Directions >> Look over the entries that follow and work out how many lines contain "name". State the number only.
## begin
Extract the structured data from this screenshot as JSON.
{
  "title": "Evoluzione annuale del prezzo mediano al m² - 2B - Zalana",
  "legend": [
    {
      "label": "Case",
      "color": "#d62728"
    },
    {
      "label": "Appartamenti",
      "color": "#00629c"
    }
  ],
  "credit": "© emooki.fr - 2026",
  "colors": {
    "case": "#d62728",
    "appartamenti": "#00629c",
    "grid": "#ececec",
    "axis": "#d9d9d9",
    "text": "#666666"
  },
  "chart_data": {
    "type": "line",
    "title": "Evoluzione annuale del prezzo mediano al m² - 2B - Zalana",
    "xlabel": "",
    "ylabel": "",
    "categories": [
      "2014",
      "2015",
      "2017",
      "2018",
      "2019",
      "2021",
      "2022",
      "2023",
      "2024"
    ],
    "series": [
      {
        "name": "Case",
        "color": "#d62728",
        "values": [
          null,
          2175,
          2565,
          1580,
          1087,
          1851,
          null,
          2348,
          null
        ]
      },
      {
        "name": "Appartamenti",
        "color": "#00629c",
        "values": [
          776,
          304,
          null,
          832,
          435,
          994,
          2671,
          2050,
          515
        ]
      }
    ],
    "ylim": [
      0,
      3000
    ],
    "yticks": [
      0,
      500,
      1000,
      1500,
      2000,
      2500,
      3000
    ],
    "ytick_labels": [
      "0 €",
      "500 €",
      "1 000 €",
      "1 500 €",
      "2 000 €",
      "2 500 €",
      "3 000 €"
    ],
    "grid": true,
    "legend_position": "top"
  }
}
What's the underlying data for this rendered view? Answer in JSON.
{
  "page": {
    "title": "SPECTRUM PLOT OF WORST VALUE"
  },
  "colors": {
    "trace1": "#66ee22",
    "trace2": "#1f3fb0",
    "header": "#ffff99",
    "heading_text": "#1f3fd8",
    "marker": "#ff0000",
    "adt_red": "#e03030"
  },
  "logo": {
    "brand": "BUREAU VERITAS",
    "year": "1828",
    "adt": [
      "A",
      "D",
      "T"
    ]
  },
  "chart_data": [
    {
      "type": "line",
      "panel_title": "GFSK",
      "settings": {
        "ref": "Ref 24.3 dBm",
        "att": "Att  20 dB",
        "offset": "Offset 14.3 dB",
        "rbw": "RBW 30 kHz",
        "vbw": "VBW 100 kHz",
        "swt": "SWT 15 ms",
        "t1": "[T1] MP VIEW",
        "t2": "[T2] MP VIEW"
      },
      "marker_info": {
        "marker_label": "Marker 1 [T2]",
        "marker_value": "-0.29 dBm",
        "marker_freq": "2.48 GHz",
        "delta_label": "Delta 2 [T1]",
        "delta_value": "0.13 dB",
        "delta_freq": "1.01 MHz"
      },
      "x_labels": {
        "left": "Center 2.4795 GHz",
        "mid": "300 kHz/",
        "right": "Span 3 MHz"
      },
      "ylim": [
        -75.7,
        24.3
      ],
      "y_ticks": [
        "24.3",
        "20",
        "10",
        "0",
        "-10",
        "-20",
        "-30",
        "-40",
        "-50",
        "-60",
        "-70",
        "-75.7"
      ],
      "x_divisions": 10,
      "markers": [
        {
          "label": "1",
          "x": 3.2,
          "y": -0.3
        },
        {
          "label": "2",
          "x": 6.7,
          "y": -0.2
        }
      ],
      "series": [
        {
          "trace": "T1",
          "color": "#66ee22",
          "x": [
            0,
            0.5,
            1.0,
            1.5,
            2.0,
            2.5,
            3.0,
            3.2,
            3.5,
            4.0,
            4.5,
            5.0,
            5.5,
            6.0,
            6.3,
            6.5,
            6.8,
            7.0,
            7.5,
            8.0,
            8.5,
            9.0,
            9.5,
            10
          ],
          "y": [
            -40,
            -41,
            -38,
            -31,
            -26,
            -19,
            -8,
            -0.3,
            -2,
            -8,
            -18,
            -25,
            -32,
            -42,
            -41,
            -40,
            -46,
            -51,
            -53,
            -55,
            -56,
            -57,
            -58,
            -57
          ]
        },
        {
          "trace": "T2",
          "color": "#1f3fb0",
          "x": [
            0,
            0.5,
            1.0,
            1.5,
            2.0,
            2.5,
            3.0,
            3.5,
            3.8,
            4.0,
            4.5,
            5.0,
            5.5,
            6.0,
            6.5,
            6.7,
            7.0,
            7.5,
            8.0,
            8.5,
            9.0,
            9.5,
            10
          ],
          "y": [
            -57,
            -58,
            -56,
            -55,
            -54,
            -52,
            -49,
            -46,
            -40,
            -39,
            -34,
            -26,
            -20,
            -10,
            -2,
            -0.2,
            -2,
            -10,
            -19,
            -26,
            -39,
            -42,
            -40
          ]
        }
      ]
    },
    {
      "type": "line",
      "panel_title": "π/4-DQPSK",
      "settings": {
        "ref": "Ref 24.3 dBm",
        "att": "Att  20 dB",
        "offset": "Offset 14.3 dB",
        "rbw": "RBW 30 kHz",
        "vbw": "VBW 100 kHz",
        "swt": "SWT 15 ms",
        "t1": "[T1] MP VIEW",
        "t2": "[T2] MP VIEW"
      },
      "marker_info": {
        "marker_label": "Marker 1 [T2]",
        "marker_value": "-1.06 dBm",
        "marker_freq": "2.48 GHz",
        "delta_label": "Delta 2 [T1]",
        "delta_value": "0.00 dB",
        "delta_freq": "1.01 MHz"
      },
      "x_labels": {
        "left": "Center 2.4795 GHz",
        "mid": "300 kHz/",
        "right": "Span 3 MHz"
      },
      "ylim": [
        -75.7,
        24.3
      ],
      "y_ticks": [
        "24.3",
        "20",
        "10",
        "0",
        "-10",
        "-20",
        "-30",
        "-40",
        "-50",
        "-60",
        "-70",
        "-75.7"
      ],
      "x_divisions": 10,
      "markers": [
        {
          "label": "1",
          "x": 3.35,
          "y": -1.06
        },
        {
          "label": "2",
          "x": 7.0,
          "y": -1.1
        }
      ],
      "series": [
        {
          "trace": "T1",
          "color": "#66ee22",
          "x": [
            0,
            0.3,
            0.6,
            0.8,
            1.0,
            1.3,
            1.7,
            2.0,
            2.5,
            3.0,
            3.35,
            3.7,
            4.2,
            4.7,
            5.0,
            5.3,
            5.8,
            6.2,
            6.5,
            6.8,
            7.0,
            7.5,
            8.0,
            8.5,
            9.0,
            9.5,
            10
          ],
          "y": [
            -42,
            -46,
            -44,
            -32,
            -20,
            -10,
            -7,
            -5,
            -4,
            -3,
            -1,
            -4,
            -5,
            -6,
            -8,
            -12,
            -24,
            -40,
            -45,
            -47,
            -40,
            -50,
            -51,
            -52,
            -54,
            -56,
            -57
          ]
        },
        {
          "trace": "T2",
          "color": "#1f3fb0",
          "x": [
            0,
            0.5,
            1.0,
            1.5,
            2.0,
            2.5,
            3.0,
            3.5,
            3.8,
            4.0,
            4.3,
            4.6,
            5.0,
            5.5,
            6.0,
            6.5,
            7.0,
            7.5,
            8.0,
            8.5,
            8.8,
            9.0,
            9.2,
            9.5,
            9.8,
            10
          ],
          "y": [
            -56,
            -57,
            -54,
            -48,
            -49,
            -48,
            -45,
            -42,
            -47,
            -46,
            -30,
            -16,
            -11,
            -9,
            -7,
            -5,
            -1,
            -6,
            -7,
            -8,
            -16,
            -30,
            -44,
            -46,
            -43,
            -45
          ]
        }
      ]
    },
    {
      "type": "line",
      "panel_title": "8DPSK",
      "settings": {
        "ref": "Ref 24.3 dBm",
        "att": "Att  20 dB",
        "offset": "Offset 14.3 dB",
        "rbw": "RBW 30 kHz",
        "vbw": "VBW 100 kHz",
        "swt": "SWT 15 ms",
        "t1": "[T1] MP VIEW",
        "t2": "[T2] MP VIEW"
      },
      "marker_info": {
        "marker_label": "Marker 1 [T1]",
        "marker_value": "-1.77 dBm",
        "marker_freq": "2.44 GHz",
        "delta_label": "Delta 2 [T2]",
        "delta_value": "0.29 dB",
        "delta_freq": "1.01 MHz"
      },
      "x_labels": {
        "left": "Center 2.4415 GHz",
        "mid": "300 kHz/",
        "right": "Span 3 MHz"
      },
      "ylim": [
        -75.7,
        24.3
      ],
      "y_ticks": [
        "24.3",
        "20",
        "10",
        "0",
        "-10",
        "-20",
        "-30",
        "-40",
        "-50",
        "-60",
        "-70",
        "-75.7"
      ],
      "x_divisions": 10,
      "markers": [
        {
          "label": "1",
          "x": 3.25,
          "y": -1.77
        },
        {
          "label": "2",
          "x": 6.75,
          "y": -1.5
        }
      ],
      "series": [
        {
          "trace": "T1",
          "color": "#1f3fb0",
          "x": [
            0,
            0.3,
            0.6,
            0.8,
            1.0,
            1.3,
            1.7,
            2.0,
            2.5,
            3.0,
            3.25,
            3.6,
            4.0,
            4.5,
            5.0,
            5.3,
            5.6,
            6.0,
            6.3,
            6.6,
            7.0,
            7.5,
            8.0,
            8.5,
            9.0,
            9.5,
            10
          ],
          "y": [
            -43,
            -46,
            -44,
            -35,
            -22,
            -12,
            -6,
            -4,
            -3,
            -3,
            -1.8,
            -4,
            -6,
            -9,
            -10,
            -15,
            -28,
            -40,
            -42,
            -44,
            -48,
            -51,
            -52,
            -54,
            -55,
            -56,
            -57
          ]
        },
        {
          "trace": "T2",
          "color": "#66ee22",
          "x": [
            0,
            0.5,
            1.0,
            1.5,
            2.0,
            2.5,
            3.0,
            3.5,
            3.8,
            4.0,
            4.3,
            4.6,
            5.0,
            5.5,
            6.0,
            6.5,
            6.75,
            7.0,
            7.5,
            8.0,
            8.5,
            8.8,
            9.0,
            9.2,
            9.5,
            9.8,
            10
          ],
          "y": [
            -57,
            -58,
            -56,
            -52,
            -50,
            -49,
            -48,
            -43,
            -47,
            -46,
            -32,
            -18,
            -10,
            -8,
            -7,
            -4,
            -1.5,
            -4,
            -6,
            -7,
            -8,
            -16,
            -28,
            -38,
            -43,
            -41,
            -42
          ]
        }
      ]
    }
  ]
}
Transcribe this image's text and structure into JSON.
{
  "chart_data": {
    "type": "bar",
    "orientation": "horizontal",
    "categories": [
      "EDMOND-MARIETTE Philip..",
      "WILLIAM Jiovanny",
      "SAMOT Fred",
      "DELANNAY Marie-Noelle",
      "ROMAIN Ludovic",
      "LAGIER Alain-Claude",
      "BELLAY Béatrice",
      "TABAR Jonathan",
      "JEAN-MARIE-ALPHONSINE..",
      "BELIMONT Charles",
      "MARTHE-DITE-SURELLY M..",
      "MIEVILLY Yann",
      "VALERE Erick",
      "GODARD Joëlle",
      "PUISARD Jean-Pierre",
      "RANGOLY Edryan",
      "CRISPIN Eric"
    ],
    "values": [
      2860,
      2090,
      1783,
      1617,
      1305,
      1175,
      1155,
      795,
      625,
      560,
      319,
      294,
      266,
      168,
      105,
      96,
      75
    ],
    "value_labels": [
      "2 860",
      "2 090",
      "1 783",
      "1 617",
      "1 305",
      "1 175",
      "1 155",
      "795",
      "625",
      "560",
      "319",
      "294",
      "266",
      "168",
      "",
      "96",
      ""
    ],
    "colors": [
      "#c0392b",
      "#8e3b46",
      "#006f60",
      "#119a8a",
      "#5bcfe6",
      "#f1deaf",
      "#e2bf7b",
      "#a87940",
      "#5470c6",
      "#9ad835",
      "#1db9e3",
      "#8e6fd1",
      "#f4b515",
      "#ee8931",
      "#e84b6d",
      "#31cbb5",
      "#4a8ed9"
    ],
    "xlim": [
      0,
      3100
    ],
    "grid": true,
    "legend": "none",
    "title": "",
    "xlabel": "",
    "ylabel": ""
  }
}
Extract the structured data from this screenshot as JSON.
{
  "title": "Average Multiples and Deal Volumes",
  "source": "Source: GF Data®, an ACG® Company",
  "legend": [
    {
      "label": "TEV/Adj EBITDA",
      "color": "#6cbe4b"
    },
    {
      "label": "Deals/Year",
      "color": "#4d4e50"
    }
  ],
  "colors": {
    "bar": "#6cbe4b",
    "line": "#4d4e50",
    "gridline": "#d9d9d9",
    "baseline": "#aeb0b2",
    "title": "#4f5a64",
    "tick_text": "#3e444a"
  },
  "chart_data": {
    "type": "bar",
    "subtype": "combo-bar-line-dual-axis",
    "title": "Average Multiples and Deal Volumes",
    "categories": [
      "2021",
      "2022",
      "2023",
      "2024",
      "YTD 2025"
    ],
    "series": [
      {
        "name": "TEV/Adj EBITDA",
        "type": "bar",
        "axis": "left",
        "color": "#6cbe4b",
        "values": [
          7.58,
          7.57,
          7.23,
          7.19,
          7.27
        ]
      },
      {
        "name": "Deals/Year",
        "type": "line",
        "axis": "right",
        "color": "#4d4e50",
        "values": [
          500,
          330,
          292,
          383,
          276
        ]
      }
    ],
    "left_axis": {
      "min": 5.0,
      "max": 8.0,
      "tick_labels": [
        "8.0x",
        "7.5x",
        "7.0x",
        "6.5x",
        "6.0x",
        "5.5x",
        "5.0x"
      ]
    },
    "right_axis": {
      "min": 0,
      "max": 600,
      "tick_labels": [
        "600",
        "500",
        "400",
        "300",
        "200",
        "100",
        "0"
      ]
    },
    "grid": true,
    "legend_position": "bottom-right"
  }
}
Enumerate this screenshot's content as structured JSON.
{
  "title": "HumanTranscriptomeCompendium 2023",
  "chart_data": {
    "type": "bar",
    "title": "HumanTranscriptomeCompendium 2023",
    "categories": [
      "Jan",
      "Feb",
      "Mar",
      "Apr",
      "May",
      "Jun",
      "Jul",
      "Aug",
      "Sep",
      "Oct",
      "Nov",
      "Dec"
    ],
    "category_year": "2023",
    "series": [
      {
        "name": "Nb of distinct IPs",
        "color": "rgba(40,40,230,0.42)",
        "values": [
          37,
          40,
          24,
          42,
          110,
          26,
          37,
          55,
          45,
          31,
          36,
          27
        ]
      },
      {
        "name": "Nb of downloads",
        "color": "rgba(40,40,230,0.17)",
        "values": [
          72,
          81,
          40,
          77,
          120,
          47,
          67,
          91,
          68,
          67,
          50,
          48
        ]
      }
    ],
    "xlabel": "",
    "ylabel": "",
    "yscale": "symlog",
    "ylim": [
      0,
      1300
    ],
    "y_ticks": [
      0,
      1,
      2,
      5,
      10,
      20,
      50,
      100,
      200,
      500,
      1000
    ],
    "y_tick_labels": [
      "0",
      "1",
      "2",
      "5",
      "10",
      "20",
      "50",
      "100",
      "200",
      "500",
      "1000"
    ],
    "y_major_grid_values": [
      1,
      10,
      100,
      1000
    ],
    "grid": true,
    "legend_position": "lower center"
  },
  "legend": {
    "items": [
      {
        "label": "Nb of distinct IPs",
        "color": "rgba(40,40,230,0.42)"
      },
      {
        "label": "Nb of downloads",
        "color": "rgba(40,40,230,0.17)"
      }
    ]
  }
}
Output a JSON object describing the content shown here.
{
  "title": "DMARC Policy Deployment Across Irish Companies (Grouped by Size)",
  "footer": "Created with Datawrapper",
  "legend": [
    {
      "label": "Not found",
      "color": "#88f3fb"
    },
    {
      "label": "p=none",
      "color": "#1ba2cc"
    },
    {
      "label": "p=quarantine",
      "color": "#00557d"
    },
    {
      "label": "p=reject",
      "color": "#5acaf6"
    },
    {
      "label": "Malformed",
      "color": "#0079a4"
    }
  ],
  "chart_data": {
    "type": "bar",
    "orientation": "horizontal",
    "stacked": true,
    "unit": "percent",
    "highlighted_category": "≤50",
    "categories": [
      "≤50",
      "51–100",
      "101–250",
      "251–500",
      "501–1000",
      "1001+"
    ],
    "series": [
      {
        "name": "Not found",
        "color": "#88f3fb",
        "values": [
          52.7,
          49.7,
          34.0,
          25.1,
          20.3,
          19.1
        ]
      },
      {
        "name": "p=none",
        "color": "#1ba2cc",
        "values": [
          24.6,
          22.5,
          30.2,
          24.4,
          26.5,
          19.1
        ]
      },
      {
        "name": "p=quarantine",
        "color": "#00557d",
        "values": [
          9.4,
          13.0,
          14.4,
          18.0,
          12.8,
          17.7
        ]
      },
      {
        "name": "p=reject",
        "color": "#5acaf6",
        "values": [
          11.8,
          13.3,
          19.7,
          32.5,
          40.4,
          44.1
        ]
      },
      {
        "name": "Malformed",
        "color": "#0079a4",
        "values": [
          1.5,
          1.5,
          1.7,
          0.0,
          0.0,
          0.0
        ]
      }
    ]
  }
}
## end
Expected output >> 11